» **WHAT TO DO**
Copy out all the lines in the records that include the word "sequence".

» **DATA FOR THIS TASK**
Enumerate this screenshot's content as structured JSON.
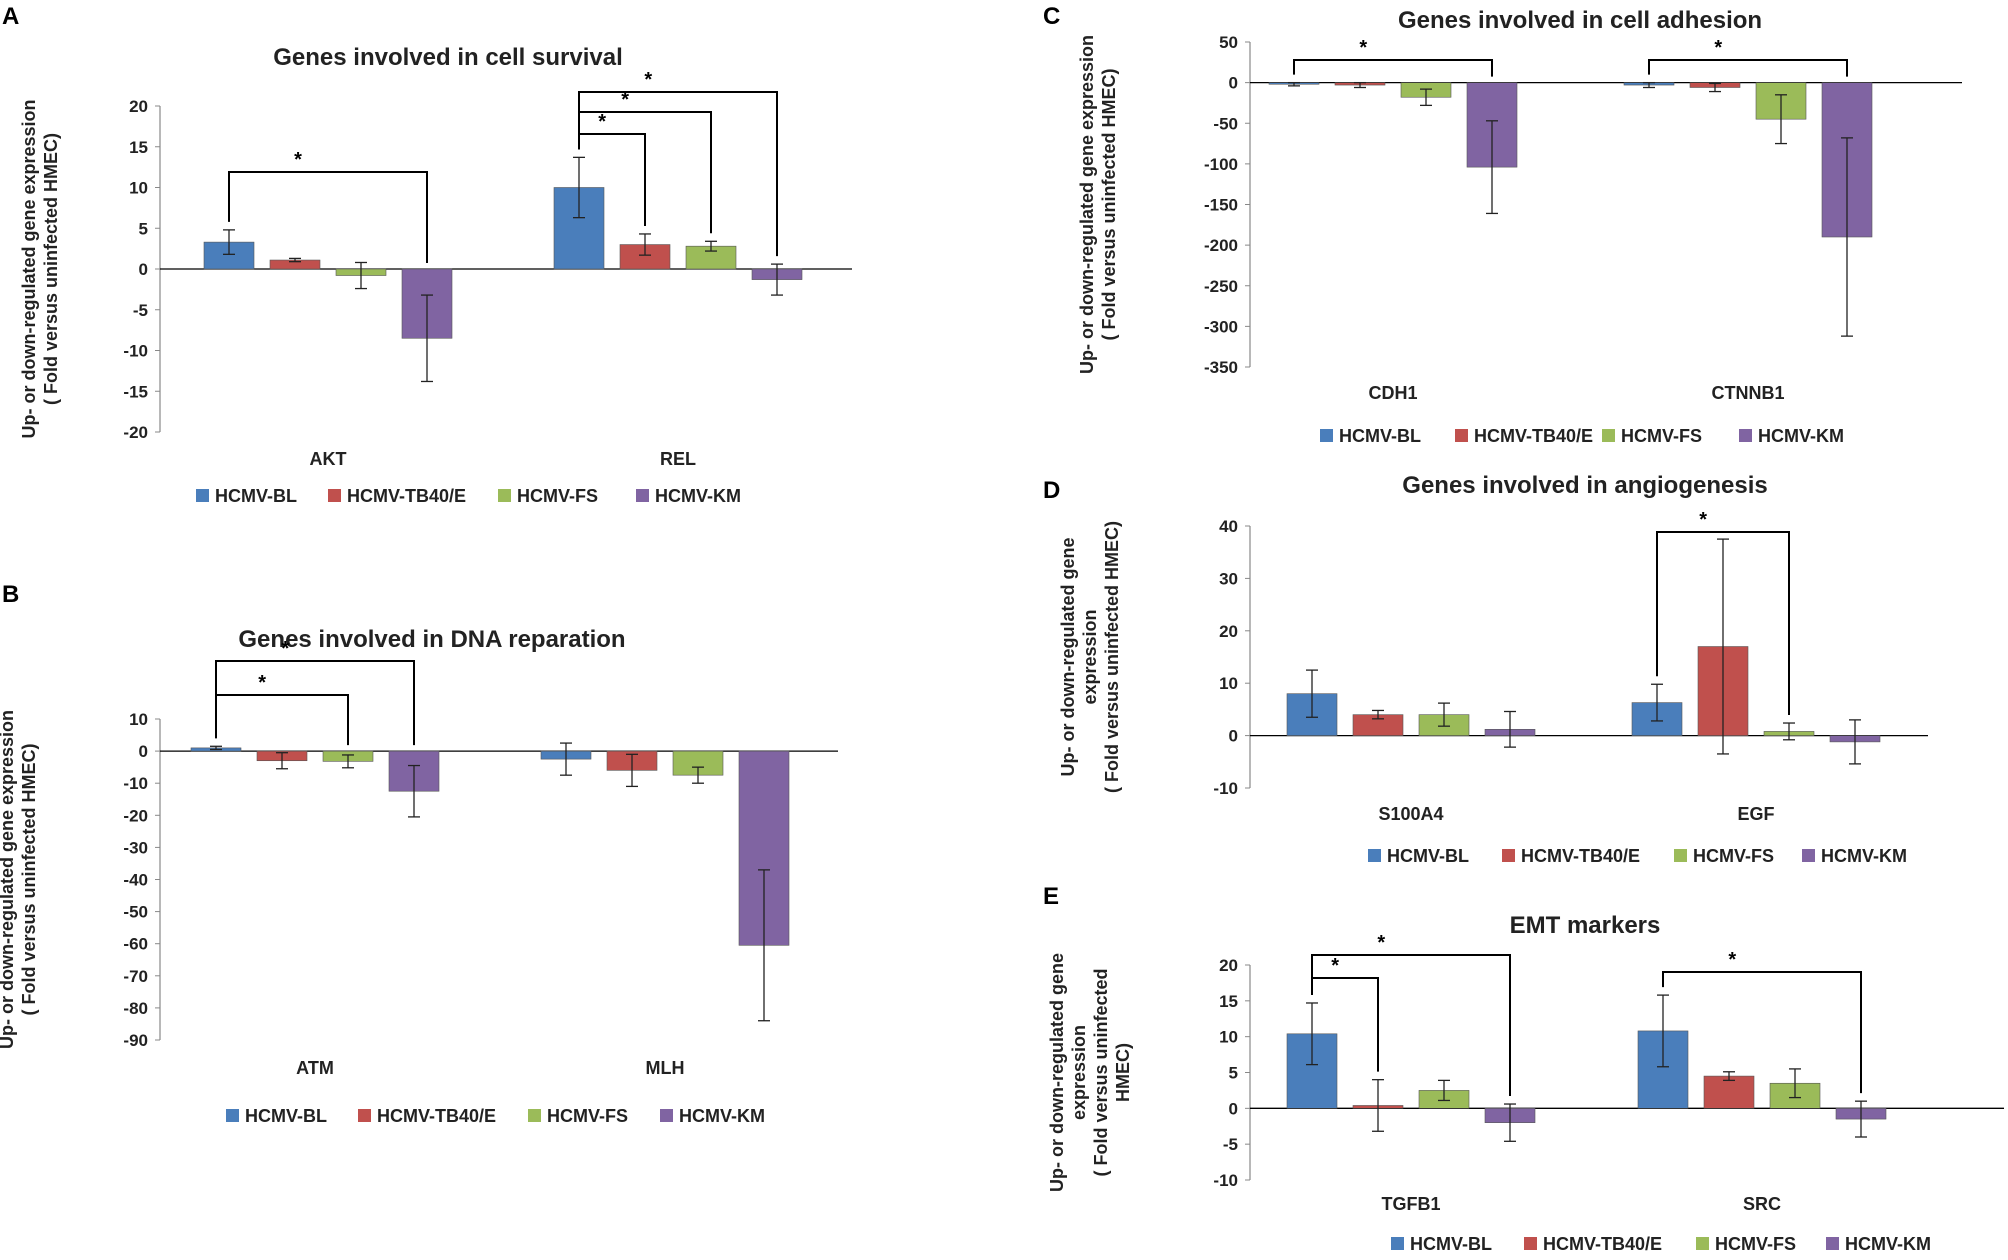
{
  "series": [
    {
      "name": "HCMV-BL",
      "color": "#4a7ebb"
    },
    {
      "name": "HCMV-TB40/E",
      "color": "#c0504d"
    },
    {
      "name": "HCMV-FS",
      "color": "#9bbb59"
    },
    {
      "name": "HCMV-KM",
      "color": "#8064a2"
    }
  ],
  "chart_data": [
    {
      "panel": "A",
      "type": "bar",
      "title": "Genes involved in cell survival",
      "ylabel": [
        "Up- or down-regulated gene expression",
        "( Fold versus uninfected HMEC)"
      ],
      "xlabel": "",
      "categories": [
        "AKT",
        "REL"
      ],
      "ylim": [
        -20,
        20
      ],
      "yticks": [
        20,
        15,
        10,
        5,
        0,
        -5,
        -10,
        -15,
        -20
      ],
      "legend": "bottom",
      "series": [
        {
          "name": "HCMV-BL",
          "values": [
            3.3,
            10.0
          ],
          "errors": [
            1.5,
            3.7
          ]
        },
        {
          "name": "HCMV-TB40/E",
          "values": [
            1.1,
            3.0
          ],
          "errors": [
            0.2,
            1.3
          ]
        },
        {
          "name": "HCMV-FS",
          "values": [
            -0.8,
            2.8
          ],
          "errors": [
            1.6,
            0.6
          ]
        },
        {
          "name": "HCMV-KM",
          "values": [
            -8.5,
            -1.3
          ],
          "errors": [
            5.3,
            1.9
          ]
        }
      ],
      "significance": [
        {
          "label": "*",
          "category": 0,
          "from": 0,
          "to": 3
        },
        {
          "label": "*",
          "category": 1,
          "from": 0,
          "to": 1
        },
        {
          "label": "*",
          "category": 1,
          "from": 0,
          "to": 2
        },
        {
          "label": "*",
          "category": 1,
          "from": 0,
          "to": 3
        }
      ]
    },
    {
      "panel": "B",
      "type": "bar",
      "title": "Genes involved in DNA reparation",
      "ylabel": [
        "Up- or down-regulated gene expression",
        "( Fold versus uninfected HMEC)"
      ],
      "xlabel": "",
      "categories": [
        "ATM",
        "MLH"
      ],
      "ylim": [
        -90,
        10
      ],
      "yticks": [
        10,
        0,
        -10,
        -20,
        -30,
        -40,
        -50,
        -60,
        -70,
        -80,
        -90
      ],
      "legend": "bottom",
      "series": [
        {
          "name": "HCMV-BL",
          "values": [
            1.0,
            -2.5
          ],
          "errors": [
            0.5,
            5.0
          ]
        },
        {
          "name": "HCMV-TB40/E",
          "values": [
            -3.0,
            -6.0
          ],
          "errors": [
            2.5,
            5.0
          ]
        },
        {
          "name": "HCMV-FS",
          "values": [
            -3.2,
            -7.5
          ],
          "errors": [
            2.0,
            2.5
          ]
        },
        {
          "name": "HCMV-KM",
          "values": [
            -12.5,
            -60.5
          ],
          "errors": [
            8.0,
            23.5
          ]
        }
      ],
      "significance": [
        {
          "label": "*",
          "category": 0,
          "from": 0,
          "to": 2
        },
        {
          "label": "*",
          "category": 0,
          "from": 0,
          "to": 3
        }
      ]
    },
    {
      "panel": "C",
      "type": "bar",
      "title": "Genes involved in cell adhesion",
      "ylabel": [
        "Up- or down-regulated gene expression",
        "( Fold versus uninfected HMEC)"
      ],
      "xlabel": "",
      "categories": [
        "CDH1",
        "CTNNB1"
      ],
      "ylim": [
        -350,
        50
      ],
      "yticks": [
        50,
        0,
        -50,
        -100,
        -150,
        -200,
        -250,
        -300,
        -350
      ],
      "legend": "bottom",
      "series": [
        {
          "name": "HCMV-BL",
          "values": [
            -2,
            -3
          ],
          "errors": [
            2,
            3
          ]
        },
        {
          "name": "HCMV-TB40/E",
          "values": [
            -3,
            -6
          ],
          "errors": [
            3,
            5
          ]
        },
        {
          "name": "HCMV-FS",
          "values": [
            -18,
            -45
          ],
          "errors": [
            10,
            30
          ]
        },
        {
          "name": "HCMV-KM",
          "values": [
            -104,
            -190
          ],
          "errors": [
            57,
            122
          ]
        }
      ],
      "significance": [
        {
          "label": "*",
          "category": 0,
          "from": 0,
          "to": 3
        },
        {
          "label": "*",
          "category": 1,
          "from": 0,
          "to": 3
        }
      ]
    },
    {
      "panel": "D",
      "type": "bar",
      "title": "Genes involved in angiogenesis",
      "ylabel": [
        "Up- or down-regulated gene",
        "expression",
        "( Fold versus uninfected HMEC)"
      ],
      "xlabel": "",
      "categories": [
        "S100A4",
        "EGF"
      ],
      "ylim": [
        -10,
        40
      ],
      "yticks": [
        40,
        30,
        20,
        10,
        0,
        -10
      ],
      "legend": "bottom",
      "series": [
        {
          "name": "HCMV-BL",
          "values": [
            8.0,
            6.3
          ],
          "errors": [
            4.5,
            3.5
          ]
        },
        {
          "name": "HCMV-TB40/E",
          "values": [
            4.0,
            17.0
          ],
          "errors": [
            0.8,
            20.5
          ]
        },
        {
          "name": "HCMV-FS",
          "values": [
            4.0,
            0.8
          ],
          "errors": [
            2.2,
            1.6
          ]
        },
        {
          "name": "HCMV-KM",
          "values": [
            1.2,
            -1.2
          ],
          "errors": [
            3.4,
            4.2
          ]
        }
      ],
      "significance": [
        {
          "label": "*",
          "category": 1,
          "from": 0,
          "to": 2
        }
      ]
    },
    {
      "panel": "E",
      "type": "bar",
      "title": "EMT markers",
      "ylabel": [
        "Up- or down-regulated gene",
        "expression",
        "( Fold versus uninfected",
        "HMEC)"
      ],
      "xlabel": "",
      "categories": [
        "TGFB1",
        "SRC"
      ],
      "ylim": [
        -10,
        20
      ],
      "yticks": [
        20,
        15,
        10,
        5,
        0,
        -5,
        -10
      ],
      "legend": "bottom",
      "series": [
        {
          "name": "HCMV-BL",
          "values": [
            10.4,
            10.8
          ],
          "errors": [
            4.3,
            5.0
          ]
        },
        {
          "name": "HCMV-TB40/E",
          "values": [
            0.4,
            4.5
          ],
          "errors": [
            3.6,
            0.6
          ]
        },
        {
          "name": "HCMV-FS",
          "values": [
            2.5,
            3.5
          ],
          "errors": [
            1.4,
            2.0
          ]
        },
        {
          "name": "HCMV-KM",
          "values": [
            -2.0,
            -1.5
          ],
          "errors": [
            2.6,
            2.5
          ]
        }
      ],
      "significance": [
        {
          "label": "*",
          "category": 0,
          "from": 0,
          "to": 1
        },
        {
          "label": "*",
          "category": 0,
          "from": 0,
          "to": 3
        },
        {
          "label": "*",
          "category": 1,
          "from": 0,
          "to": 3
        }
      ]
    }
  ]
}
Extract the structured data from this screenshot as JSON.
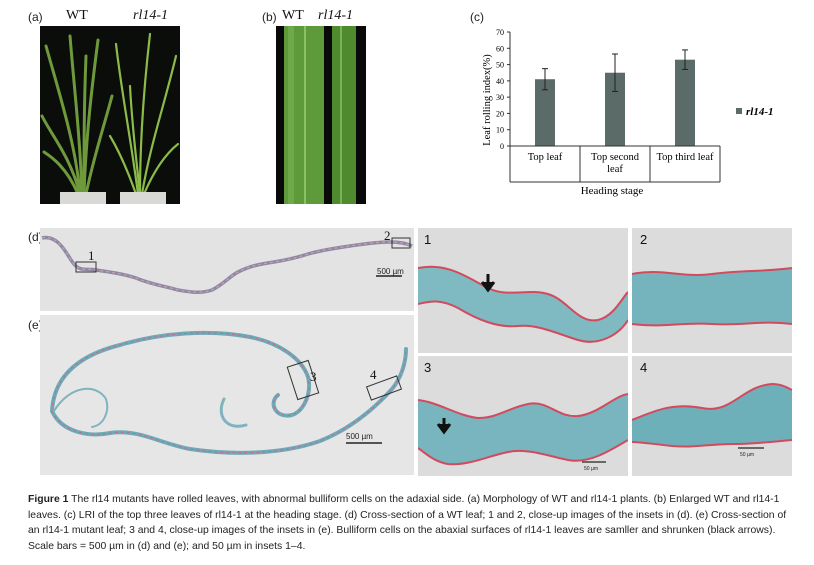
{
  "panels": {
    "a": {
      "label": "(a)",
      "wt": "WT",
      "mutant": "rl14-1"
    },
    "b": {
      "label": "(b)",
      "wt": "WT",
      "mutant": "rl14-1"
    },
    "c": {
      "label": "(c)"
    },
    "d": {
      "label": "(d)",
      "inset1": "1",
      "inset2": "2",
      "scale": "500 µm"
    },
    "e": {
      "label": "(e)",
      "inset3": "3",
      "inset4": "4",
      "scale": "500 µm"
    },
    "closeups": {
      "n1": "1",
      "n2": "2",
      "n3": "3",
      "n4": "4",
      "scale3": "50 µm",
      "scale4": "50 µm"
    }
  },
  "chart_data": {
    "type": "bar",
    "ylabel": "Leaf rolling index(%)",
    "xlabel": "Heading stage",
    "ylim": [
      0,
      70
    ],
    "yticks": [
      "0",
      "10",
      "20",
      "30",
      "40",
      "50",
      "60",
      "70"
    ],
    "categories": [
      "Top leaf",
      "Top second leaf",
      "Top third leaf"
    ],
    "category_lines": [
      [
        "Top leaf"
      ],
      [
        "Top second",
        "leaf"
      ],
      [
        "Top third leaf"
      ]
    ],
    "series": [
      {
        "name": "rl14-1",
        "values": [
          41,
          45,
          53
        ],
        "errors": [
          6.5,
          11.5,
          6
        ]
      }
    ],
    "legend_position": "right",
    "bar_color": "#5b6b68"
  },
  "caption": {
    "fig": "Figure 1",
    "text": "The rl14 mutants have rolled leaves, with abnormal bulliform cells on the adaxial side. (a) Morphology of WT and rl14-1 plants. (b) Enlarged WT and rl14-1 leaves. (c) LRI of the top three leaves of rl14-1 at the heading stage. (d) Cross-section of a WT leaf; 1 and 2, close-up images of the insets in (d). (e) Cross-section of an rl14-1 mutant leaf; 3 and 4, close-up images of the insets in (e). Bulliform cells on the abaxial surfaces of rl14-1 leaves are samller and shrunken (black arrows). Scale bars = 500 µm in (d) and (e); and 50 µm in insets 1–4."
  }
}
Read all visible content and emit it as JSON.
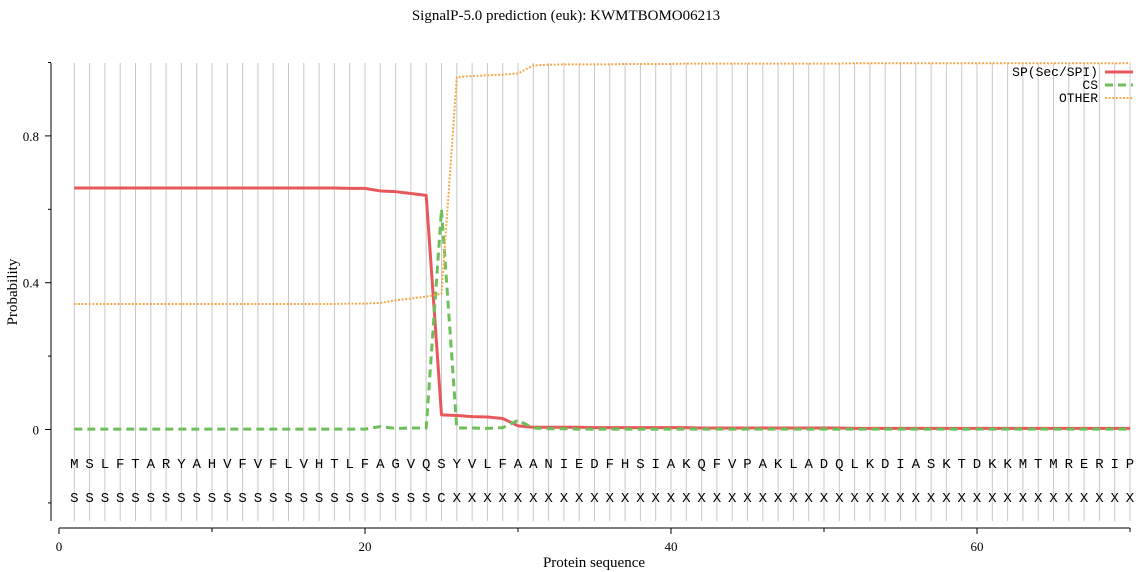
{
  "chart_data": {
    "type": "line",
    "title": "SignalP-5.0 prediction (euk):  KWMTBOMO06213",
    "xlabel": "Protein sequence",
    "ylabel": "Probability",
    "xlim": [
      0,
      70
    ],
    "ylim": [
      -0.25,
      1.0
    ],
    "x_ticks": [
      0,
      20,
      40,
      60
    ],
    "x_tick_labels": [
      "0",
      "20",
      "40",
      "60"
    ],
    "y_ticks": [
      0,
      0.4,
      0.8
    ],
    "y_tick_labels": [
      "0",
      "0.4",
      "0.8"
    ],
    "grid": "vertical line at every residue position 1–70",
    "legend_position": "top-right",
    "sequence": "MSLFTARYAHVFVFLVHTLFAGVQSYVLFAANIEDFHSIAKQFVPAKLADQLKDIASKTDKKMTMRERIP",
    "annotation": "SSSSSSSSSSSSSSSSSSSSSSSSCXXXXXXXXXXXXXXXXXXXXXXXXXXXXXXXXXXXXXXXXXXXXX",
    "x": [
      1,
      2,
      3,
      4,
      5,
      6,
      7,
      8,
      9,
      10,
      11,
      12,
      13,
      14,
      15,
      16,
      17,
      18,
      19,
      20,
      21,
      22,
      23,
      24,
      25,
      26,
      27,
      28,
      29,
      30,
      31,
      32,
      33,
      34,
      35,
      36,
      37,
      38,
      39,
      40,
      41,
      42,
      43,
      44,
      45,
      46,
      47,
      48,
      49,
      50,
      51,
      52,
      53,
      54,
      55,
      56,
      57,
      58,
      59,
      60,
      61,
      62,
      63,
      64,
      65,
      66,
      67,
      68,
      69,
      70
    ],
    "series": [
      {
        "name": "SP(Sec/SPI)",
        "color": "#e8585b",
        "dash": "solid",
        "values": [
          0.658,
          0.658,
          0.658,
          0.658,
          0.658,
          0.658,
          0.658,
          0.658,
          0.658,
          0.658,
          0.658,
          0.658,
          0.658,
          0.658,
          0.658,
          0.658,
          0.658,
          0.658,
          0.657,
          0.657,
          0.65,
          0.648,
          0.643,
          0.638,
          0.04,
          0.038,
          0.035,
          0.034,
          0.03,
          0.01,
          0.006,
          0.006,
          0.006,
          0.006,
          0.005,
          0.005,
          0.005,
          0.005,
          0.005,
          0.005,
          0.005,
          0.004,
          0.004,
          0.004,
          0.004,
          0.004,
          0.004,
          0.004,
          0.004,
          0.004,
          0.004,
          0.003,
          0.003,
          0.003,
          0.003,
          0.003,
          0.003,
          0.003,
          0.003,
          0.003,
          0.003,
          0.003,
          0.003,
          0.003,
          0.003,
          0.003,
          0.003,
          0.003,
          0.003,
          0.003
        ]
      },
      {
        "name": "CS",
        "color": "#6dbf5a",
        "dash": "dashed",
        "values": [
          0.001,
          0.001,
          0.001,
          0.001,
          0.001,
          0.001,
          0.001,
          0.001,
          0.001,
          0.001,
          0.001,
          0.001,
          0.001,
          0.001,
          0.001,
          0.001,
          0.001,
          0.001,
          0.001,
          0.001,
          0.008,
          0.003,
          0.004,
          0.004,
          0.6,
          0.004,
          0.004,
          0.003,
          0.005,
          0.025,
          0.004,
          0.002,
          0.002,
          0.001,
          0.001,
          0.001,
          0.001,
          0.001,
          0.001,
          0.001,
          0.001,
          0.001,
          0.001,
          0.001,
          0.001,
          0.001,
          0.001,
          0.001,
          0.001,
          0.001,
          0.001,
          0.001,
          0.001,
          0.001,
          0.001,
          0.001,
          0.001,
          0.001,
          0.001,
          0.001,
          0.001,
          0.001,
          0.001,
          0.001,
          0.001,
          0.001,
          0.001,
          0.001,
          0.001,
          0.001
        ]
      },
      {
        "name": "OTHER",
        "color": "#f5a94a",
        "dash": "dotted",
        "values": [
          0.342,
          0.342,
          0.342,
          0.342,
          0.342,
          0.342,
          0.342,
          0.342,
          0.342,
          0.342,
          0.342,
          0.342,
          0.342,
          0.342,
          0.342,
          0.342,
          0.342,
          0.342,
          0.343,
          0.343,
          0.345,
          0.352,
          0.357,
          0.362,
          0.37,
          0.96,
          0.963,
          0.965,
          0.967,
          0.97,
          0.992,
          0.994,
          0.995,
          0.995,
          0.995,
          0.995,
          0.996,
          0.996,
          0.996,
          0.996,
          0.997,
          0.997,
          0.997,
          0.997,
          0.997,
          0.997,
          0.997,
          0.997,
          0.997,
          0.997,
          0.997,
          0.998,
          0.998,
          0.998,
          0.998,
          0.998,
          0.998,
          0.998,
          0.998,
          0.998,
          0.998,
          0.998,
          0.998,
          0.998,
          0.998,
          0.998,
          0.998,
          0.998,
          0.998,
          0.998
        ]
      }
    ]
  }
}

» **FINAL ANSWER**
    "xlabel": "Protein sequence",
    "sequence": "MSLFTARYAHVFVFLVHTLFAGVQSYVLFAANIEDFHSIAKQFVPAKLADQLKDIASKTDKKMTMRERIP",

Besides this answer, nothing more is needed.